**WHAT YOU ARE ASKED TO DO**
Retype the data that follows line by line, exactly, and leave its pictures out.
------------------------------------------------------------
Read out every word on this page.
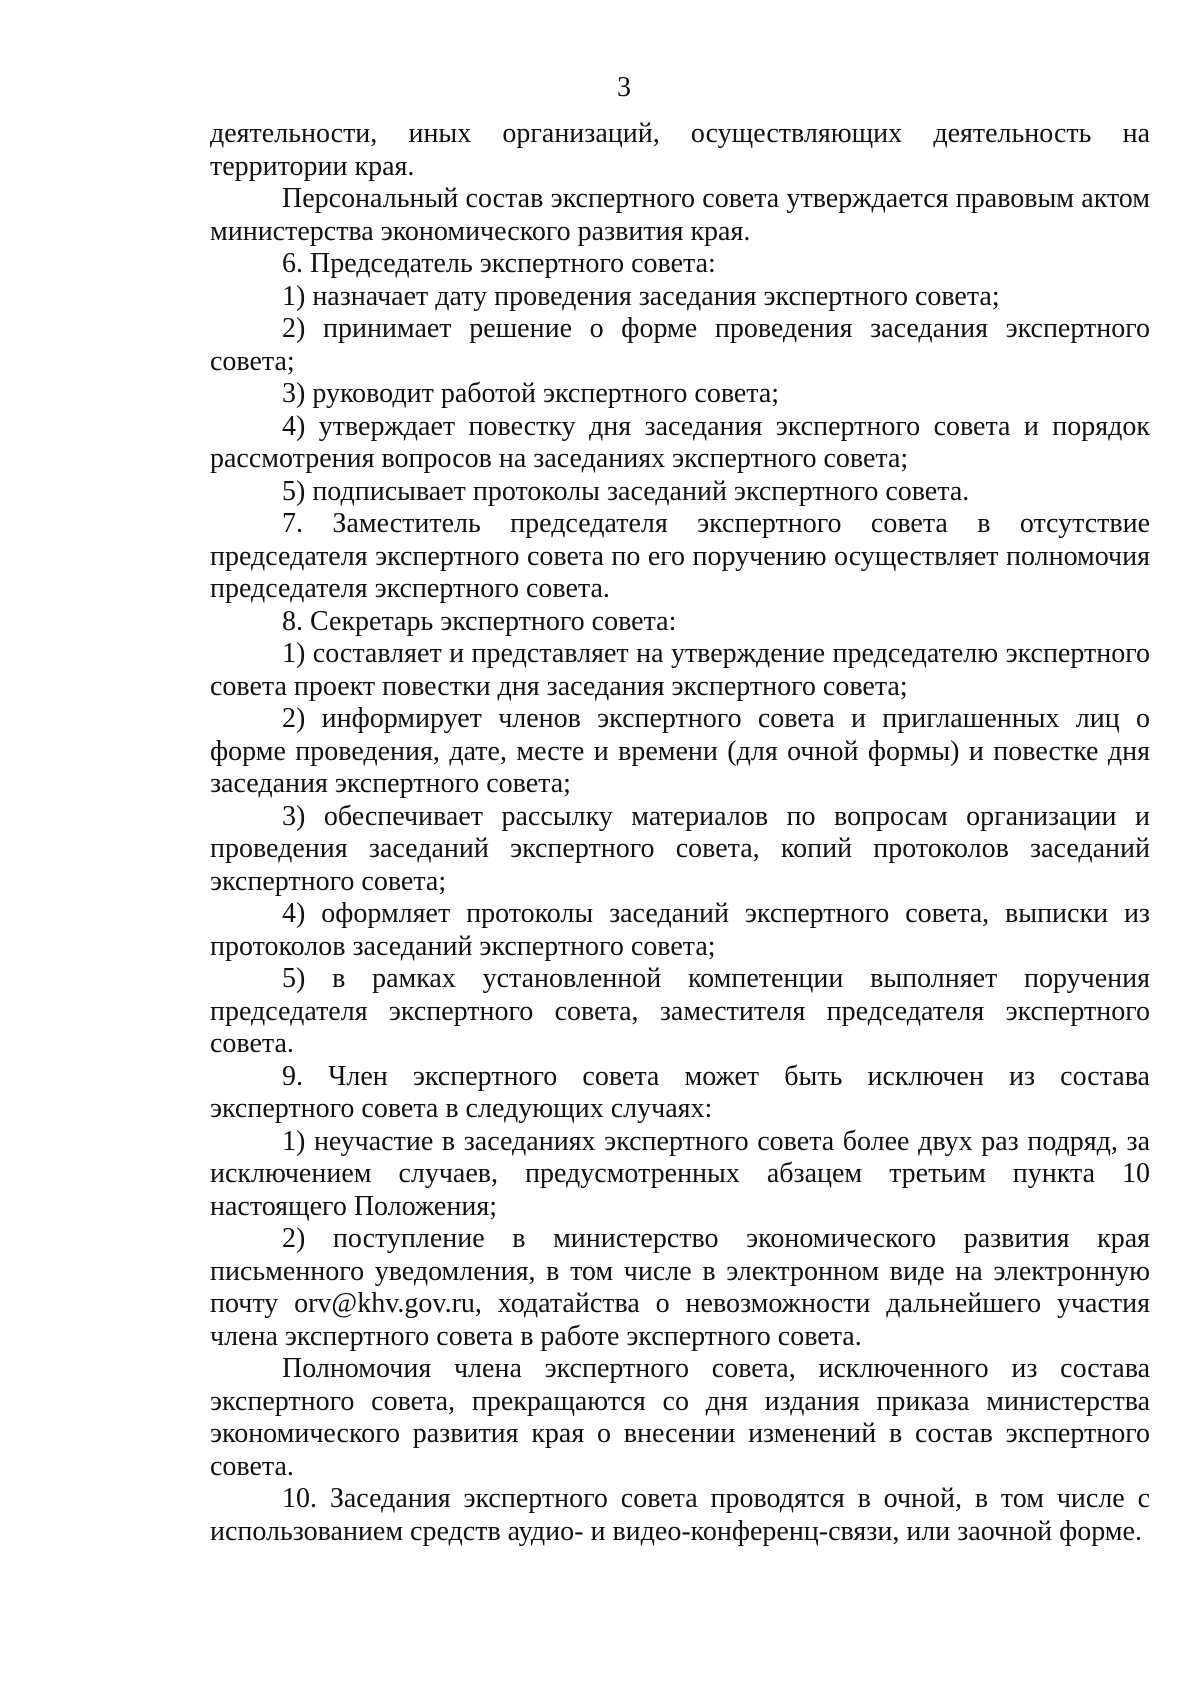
3

деятельности, иных организаций, осуществляющих деятельность на территории края.

Персональный состав экспертного совета утверждается правовым актом министерства экономического развития края.

6. Председатель экспертного совета:

1) назначает дату проведения заседания экспертного совета;

2) принимает решение о форме проведения заседания экспертного совета;

3) руководит работой экспертного совета;

4) утверждает повестку дня заседания экспертного совета и порядок рассмотрения вопросов на заседаниях экспертного совета;

5) подписывает протоколы заседаний экспертного совета.

7. Заместитель председателя экспертного совета в отсутствие председателя экспертного совета по его поручению осуществляет полномочия председателя экспертного совета.

8. Секретарь экспертного совета:

1) составляет и представляет на утверждение председателю экспертного совета проект повестки дня заседания экспертного совета;

2) информирует членов экспертного совета и приглашенных лиц о форме проведения, дате, месте и времени (для очной формы) и повестке дня заседания экспертного совета;

3) обеспечивает рассылку материалов по вопросам организации и проведения заседаний экспертного совета, копий протоколов заседаний экспертного совета;

4) оформляет протоколы заседаний экспертного совета, выписки из протоколов заседаний экспертного совета;

5) в рамках установленной компетенции выполняет поручения председателя экспертного совета, заместителя председателя экспертного совета.

9. Член экспертного совета может быть исключен из состава экспертного совета в следующих случаях:

1) неучастие в заседаниях экспертного совета более двух раз подряд, за исключением случаев, предусмотренных абзацем третьим пункта 10 настоящего Положения;

2) поступление в министерство экономического развития края письменного уведомления, в том числе в электронном виде на электронную почту orv@khv.gov.ru, ходатайства о невозможности дальнейшего участия члена экспертного совета в работе экспертного совета.

Полномочия члена экспертного совета, исключенного из состава экспертного совета, прекращаются со дня издания приказа министерства экономического развития края о внесении изменений в состав экспертного совета.

10. Заседания экспертного совета проводятся в очной, в том числе с использованием средств аудио- и видео-конференц-связи, или заочной форме.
------------------------------------------------------------
**RESPONSE**
Read out every word on this page.
3

деятельности, иных организаций, осуществляющих деятельность на территории края.

Персональный состав экспертного совета утверждается правовым актом министерства экономического развития края.

6. Председатель экспертного совета:

1) назначает дату проведения заседания экспертного совета;

2) принимает решение о форме проведения заседания экспертного совета;

3) руководит работой экспертного совета;

4) утверждает повестку дня заседания экспертного совета и порядок рассмотрения вопросов на заседаниях экспертного совета;

5) подписывает протоколы заседаний экспертного совета.

7. Заместитель председателя экспертного совета в отсутствие председателя экспертного совета по его поручению осуществляет полномочия председателя экспертного совета.

8. Секретарь экспертного совета:

1) составляет и представляет на утверждение председателю экспертного совета проект повестки дня заседания экспертного совета;

2) информирует членов экспертного совета и приглашенных лиц о форме проведения, дате, месте и времени (для очной формы) и повестке дня заседания экспертного совета;

3) обеспечивает рассылку материалов по вопросам организации и проведения заседаний экспертного совета, копий протоколов заседаний экспертного совета;

4) оформляет протоколы заседаний экспертного совета, выписки из протоколов заседаний экспертного совета;

5) в рамках установленной компетенции выполняет поручения председателя экспертного совета, заместителя председателя экспертного совета.

9. Член экспертного совета может быть исключен из состава экспертного совета в следующих случаях:

1) неучастие в заседаниях экспертного совета более двух раз подряд, за исключением случаев, предусмотренных абзацем третьим пункта 10 настоящего Положения;

2) поступление в министерство экономического развития края письменного уведомления, в том числе в электронном виде на электронную почту orv@khv.gov.ru, ходатайства о невозможности дальнейшего участия члена экспертного совета в работе экспертного совета.

Полномочия члена экспертного совета, исключенного из состава экспертного совета, прекращаются со дня издания приказа министерства экономического развития края о внесении изменений в состав экспертного совета.

10. Заседания экспертного совета проводятся в очной, в том числе с использованием средств аудио- и видео-конференц-связи, или заочной форме.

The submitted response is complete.